_Figure dataset records_

================================

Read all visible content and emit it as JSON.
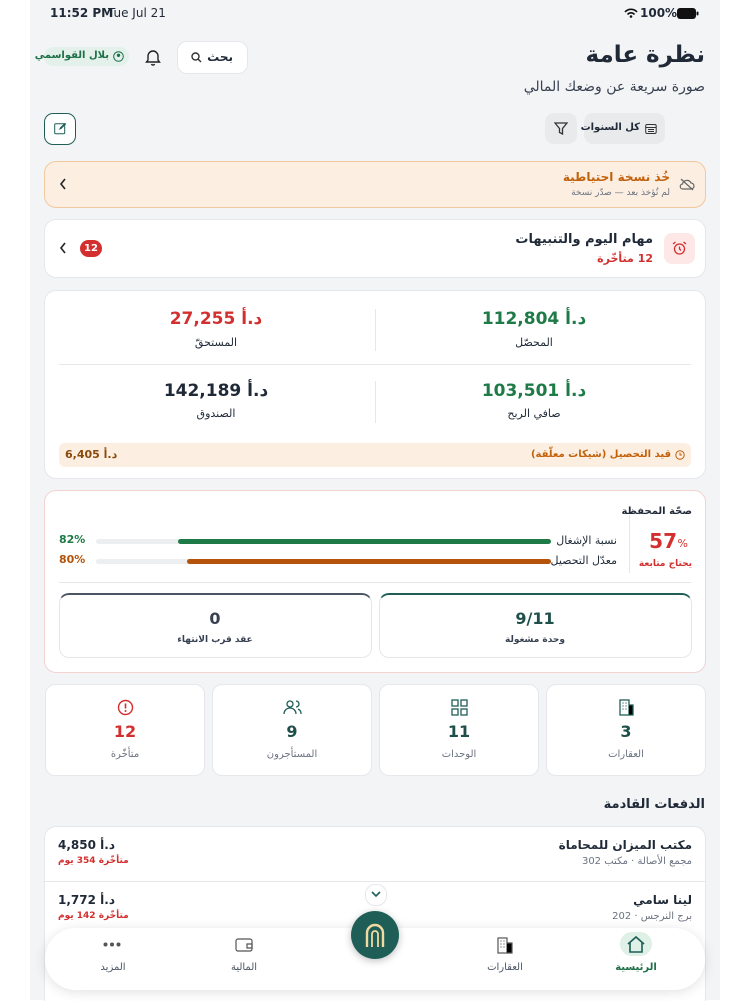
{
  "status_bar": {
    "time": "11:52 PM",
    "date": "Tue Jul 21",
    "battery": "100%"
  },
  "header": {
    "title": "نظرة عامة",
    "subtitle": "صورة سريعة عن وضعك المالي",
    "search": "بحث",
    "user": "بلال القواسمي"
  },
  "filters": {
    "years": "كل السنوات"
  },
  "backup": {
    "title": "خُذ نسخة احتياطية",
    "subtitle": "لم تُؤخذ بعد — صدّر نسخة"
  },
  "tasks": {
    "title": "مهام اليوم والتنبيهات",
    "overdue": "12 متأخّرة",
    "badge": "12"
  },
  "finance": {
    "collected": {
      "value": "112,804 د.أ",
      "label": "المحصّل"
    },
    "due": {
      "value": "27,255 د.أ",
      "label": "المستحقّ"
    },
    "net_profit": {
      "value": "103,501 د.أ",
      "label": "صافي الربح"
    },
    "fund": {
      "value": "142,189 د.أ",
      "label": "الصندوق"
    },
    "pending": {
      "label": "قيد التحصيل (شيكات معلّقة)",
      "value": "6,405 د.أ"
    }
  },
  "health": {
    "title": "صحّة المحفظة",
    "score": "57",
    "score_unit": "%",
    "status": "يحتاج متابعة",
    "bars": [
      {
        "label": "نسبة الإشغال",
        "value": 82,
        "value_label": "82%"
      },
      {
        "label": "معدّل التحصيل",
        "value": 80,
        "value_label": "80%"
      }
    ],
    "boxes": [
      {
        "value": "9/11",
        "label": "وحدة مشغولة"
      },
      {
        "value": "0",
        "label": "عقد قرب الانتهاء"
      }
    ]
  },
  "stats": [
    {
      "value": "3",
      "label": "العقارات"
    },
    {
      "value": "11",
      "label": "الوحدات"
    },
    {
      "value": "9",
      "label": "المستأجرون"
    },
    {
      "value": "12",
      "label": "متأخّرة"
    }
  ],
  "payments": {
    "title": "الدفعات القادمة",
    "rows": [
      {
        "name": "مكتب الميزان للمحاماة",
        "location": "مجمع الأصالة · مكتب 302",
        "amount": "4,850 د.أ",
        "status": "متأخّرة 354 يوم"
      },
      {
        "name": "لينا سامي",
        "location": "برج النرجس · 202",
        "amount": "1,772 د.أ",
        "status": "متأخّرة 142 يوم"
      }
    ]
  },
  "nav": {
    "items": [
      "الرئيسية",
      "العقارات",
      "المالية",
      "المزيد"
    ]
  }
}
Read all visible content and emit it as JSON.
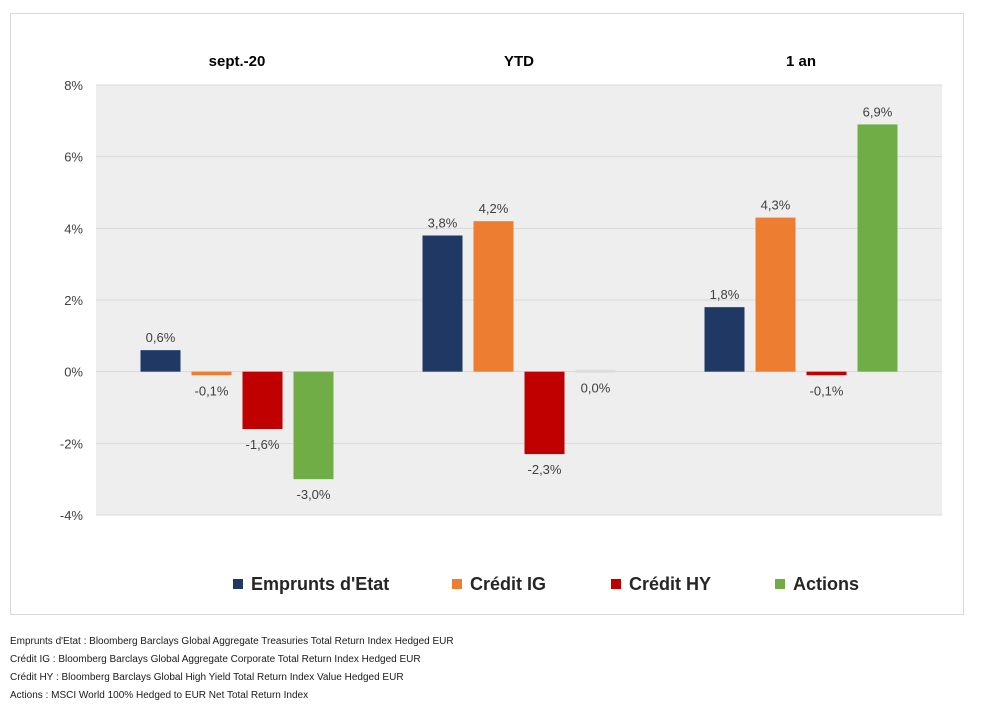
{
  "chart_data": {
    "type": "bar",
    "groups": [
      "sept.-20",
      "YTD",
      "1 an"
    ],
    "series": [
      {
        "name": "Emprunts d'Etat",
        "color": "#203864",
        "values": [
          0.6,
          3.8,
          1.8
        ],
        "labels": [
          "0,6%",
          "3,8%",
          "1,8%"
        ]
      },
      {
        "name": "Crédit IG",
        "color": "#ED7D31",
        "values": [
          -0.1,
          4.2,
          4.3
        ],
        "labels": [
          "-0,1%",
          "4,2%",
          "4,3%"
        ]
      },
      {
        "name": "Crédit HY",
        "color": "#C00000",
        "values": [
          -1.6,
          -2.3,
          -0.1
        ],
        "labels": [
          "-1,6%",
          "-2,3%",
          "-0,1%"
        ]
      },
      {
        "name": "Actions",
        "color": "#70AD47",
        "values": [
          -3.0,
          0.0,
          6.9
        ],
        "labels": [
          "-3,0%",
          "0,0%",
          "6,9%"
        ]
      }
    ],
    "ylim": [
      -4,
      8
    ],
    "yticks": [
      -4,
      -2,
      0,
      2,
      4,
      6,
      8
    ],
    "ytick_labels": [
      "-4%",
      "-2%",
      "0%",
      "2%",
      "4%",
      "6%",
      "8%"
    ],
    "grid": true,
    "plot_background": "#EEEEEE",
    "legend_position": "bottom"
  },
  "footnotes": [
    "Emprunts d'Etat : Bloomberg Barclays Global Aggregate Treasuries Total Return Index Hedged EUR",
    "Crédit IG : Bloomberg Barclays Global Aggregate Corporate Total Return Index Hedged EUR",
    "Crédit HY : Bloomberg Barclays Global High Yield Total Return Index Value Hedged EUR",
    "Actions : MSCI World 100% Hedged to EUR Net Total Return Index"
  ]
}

================================

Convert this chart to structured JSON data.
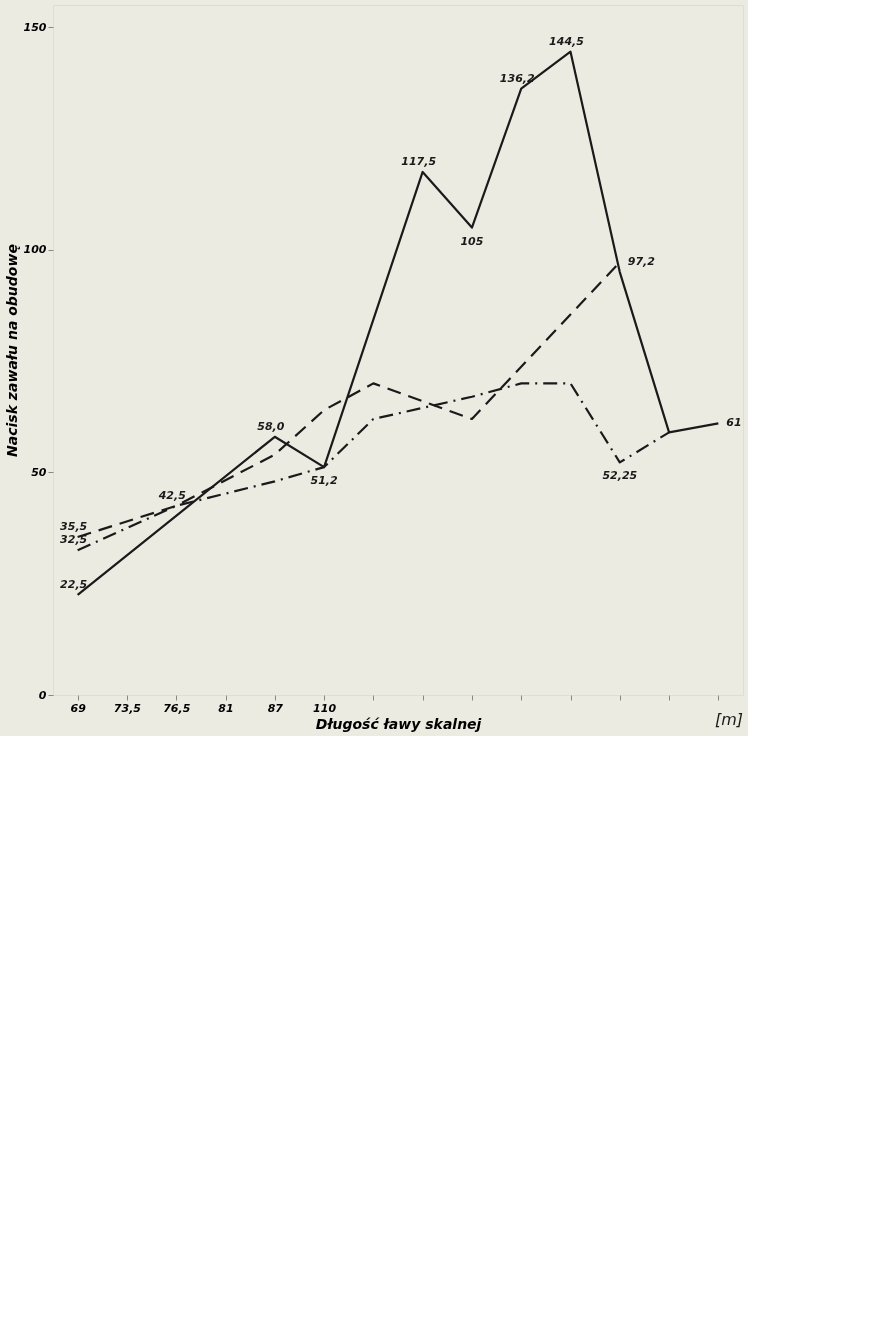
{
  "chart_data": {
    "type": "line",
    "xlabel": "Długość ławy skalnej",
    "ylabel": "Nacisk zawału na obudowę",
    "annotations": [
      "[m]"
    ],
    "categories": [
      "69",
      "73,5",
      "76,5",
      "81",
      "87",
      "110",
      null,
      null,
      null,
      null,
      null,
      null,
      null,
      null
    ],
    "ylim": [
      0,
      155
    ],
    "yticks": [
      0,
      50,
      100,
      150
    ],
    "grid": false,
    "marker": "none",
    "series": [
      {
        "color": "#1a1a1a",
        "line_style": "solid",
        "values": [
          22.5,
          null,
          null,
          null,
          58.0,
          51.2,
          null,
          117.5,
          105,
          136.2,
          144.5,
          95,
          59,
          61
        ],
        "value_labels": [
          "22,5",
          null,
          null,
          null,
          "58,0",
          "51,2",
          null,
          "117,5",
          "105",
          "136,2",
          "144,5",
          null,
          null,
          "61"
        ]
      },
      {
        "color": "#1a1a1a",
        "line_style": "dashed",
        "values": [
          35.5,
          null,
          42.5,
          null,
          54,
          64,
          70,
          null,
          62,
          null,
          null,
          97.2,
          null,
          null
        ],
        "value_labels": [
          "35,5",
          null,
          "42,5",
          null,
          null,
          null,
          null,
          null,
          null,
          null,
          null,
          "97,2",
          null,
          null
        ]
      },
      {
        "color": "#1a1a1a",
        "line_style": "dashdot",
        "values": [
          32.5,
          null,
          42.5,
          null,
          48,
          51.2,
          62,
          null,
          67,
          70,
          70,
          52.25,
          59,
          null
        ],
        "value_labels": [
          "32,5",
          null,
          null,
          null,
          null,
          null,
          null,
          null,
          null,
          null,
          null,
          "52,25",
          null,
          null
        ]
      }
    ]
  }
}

================================

_Stated exercise_
Check each line above for the string "متأخ", then copy the ones that have it.

_Result below_
    "overdue": "12 متأخّرة",
      "label": "متأخّرة"
        "status": "متأخّرة 354 يوم"
        "status": "متأخّرة 142 يوم"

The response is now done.